La ville des Genêts a donné hier une belle leçon de sagesse en accueillant le directeur de campagne du candidat Bouteflika avec tous les honneurs. Sellal le lui a bien rendu en prononçant un discours politique comme il ne l'a jamais fait lors de ses meetings précédents.

Abdelmalek Sellal a parlé plus que dans son habitude de di-recteur de campagne. «En 2009, vous avez reçu le président Bouteflika avec une grande ferveur, alors il vous a dit: maintenant, je peux mourir en paix, nous lui demandons aujourd'hui, de rester en vie avec la grâce de Dieu pour qu'il termine son travail», a lancé Sellal. «Tizi Ouzou a besoin de l'Algérie et l'Algérie a besoin de Tizi Ouzou, Tizi Ouzou est belle et rebelle, celui qui ne l'accepte pas, je m'en f? aâlih», continue-t-il. Il ajoute «Tizi Ouzou est l'appui et le soutien tactique et économique de l'Algérie, notamment ses universitaires, qu'ils ne s'impatientent pas, on va les aider (?)».

## Entrées listées:

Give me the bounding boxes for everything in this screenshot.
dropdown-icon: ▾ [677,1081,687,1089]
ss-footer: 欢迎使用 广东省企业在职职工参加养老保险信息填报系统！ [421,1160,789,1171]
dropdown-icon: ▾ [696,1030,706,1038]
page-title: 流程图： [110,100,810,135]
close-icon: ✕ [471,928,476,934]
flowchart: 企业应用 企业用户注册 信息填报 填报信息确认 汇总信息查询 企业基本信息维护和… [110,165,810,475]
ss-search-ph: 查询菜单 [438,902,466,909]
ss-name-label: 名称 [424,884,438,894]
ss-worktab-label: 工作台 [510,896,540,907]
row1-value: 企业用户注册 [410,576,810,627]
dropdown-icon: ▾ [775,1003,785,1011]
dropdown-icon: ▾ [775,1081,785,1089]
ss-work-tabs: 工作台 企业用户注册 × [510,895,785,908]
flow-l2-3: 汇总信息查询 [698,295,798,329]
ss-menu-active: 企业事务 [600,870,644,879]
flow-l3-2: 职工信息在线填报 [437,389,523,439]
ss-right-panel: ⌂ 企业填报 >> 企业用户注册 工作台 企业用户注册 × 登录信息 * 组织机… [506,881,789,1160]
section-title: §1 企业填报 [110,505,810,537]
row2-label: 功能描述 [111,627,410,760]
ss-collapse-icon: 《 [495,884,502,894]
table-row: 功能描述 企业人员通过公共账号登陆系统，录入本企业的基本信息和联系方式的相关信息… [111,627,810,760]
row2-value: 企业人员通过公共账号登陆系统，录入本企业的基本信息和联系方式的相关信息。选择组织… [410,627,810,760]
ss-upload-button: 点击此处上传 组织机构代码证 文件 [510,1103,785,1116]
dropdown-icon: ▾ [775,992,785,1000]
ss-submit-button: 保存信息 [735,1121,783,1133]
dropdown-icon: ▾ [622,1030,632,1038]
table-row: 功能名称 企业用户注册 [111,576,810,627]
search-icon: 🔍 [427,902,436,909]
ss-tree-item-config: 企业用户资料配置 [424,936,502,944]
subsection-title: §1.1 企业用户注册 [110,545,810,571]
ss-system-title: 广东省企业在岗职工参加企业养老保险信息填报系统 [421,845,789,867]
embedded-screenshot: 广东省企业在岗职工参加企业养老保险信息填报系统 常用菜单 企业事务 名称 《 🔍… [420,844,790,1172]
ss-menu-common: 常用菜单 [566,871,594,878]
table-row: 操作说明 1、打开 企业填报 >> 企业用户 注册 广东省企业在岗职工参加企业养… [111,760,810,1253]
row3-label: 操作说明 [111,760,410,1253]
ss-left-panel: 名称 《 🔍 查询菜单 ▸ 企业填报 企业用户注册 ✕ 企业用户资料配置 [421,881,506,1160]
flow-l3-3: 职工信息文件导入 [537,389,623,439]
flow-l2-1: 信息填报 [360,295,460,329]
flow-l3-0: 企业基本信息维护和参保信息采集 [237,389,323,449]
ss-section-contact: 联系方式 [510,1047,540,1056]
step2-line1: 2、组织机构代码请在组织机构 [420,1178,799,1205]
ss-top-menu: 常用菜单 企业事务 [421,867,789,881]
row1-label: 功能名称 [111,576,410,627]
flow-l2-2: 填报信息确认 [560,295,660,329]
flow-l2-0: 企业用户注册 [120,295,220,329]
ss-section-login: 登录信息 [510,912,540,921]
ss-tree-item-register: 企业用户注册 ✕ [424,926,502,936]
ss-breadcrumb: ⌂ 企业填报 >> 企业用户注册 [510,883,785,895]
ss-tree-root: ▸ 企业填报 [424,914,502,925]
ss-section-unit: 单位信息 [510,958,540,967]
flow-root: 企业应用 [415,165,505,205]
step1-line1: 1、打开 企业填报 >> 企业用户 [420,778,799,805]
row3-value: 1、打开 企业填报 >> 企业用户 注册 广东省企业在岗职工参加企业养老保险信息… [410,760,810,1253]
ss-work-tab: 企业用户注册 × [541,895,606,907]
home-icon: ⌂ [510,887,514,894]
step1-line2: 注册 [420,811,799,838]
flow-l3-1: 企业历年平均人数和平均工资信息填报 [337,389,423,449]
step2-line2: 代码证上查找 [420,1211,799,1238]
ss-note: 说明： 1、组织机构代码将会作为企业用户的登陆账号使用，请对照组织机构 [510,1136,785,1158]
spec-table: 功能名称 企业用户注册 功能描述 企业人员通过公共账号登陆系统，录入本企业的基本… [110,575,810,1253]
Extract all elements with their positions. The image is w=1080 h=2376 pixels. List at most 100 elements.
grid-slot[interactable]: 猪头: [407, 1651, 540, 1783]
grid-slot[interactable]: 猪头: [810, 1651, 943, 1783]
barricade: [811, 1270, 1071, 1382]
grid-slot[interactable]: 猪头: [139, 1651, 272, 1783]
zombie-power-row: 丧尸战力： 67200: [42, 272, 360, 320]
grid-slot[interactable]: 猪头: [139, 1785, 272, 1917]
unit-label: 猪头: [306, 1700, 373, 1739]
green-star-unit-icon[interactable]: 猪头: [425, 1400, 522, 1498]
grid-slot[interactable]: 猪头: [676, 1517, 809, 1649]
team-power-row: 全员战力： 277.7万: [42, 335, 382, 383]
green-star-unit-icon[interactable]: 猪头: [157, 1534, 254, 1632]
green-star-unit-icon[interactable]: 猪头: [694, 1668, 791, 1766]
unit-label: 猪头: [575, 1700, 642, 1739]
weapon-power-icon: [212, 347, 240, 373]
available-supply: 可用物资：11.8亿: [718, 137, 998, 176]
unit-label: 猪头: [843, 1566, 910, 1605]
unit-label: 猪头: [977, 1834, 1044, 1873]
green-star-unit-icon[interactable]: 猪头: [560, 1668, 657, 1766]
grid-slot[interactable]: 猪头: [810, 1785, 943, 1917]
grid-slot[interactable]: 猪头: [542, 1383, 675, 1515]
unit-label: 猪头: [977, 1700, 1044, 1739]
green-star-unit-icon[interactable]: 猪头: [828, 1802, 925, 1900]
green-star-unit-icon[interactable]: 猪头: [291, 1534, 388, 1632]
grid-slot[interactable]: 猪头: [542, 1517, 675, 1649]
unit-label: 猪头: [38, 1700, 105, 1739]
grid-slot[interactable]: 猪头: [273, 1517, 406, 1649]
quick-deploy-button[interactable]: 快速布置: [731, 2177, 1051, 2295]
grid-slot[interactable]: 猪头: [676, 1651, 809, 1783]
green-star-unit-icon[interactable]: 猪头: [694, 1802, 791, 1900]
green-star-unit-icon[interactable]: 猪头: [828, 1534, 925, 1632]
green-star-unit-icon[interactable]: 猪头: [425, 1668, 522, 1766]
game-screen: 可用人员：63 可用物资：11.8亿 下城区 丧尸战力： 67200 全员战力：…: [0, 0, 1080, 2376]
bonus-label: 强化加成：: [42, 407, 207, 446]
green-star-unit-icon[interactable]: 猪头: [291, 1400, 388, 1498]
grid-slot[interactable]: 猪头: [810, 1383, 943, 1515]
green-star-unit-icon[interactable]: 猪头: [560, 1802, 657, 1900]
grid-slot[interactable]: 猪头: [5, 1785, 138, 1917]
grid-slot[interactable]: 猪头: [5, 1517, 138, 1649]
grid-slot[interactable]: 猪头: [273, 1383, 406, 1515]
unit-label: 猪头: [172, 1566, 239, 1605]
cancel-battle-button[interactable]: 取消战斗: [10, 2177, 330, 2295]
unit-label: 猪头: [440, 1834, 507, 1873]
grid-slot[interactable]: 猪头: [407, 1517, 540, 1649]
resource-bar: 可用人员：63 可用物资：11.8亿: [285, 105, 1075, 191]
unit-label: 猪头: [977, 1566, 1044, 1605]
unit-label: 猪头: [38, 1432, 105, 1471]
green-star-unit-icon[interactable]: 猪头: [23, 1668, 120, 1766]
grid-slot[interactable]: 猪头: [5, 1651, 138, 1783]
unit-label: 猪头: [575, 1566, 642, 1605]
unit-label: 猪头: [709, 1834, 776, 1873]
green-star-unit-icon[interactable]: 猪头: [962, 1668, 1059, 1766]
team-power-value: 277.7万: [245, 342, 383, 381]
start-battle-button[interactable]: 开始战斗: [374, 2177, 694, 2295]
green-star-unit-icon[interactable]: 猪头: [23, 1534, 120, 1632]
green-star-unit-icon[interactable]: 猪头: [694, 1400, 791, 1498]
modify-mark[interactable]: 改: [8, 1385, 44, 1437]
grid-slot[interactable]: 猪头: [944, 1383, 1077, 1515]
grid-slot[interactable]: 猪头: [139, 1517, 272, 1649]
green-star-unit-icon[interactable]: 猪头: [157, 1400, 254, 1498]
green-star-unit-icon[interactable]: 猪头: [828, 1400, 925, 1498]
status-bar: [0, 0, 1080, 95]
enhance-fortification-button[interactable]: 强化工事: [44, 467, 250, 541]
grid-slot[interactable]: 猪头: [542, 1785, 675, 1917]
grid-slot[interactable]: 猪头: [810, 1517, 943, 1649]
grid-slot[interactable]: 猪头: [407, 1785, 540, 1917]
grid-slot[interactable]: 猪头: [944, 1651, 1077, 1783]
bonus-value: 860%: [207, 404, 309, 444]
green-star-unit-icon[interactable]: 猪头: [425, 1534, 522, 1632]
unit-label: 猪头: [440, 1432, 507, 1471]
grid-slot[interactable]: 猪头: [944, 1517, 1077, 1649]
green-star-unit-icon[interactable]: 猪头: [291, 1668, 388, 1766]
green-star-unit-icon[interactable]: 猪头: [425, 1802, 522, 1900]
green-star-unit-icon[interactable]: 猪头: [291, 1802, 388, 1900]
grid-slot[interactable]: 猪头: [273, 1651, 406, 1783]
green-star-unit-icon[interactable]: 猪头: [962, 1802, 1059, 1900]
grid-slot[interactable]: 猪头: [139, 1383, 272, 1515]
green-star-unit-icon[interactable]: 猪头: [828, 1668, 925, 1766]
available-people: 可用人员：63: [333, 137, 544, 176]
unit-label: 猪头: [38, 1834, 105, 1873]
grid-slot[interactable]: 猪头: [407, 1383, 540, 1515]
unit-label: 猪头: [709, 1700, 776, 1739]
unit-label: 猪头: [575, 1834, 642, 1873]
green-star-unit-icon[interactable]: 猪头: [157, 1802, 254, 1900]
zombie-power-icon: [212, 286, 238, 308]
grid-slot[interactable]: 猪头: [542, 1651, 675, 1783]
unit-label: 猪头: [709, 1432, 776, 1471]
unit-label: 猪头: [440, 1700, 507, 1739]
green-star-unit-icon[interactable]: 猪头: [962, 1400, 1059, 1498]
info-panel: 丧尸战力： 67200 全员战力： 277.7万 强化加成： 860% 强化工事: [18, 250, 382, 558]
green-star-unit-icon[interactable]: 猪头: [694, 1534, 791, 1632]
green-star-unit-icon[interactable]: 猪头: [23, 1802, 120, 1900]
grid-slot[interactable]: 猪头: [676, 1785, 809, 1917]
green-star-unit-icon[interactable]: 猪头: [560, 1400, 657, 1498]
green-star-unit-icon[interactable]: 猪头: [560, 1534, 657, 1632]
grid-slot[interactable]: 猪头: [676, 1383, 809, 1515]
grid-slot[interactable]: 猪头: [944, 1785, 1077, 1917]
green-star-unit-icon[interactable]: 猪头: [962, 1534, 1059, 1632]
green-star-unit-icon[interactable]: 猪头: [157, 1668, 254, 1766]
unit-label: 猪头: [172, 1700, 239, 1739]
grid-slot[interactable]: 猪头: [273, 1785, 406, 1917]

## Consigne 1:
Citez le passage du texte source qui commence aux mots « La ville des » et s'arrête après les mots « ses meetings précédents. ».
## Consigne 2:
D'après les propos de Sellal rapportés dans le texte source, en quelle année le président Bouteflika a-t-il été reçu avec une grande ferveur à Tizi Ouzou ?
## Consigne 3:
Résumez le texte source en deux phrases.
Les entrées constituent un matériau distinct du texte source.

## Réponse 1:
La ville des Genêts a donné hier une belle leçon de sagesse en accueillant le directeur de campagne du candidat Bouteflika avec tous les honneurs. Sellal le lui a bien rendu en prononçant un discours politique comme il ne l'a jamais fait lors de ses meetings précédents.

## Réponse 2:
En 2009.

## Réponse 3:
La ville des Genêts a accueilli avec tous les honneurs Abdelmalek Sellal, directeur de campagne du candidat Bouteflika, qui y a prononcé un discours plus politique que lors de ses meetings précédents. Il a évoqué l'accueil fervent réservé à Bouteflika en 2009, affirmé que Tizi Ouzou et l'Algérie ont besoin l'une de l'autre et promis d'aider les universitaires de la région.